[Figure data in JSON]

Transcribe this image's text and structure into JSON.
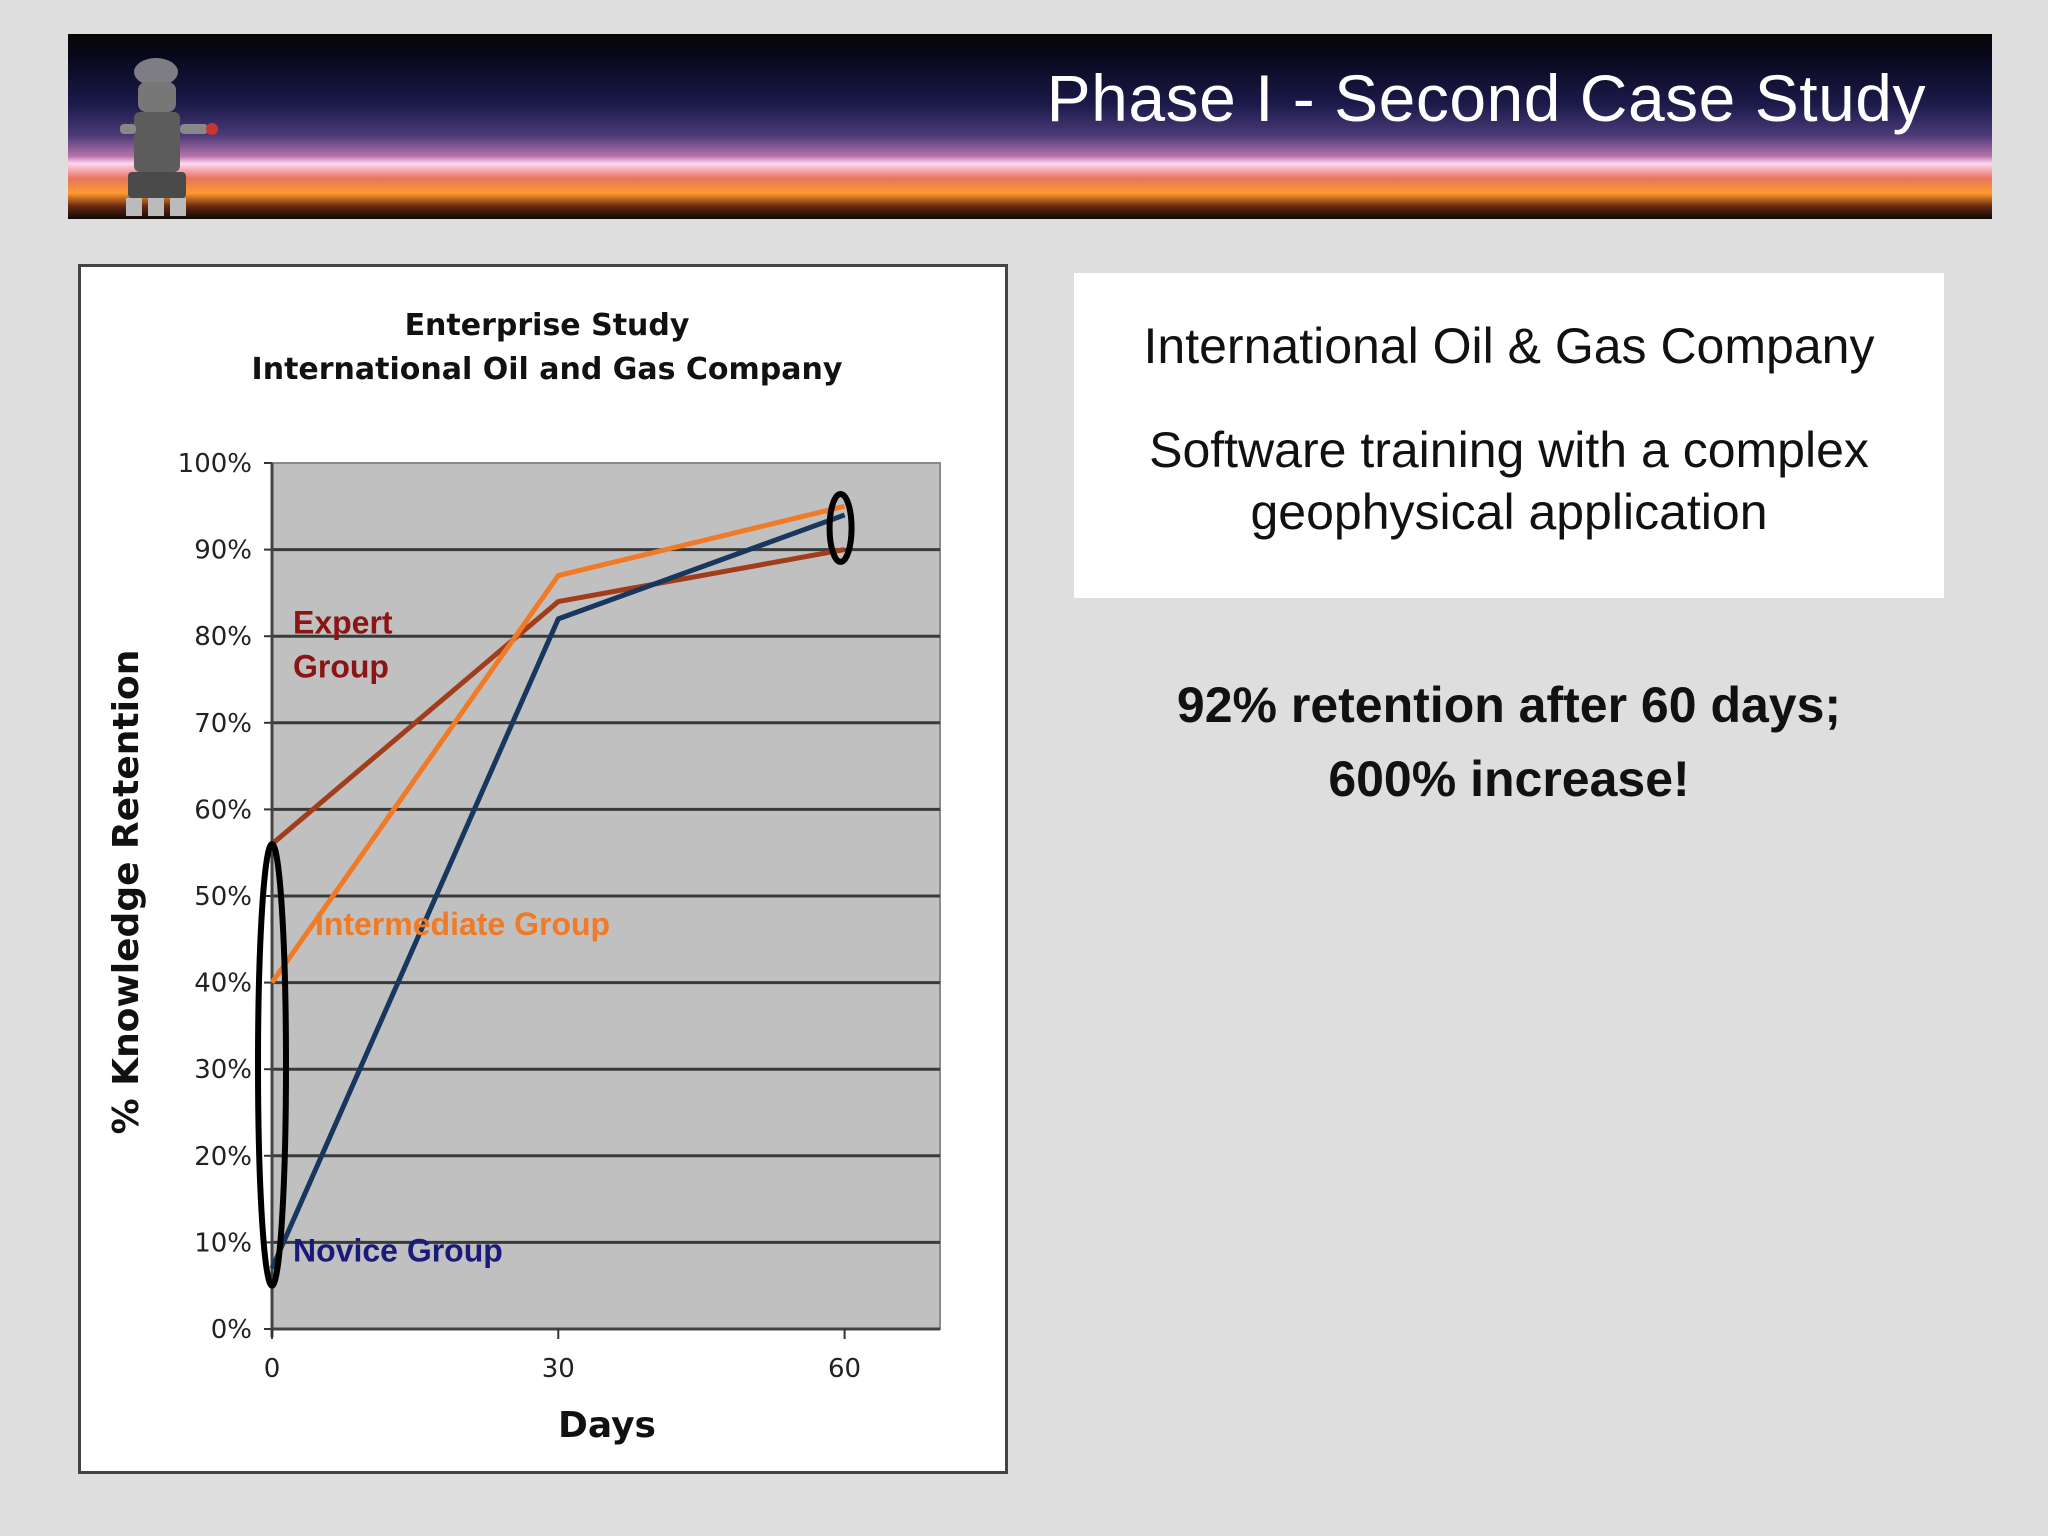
{
  "header": {
    "title": "Phase I - Second Case Study"
  },
  "info": {
    "company": "International Oil & Gas Company",
    "description": "Software training with a complex geophysical application"
  },
  "highlight": {
    "line1": "92% retention after 60 days;",
    "line2": "600% increase!"
  },
  "chart_data": {
    "type": "line",
    "title": "Enterprise Study",
    "subtitle": "International Oil and Gas Company",
    "xlabel": "Days",
    "ylabel": "% Knowledge Retention",
    "x": [
      0,
      30,
      60
    ],
    "xlim": [
      0,
      70
    ],
    "ylim": [
      0,
      100
    ],
    "x_ticks": [
      "0",
      "30",
      "60"
    ],
    "y_ticks": [
      "0%",
      "10%",
      "20%",
      "30%",
      "40%",
      "50%",
      "60%",
      "70%",
      "80%",
      "90%",
      "100%"
    ],
    "grid": true,
    "series": [
      {
        "name": "Expert Group",
        "color": "#a23d1c",
        "label_color": "#8b1414",
        "values": [
          56,
          84,
          90
        ]
      },
      {
        "name": "Intermediate Group",
        "color": "#f07a25",
        "label_color": "#f07a25",
        "values": [
          40,
          87,
          95
        ]
      },
      {
        "name": "Novice Group",
        "color": "#17375e",
        "label_color": "#1a1a7a",
        "values": [
          7,
          82,
          94
        ]
      }
    ]
  }
}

WORK INSTRUCTIONS – Extract every line that has the string "International" in it.

FINAL ANSWER –
    "company": "International Oil & Gas Company",
    "subtitle": "International Oil and Gas Company",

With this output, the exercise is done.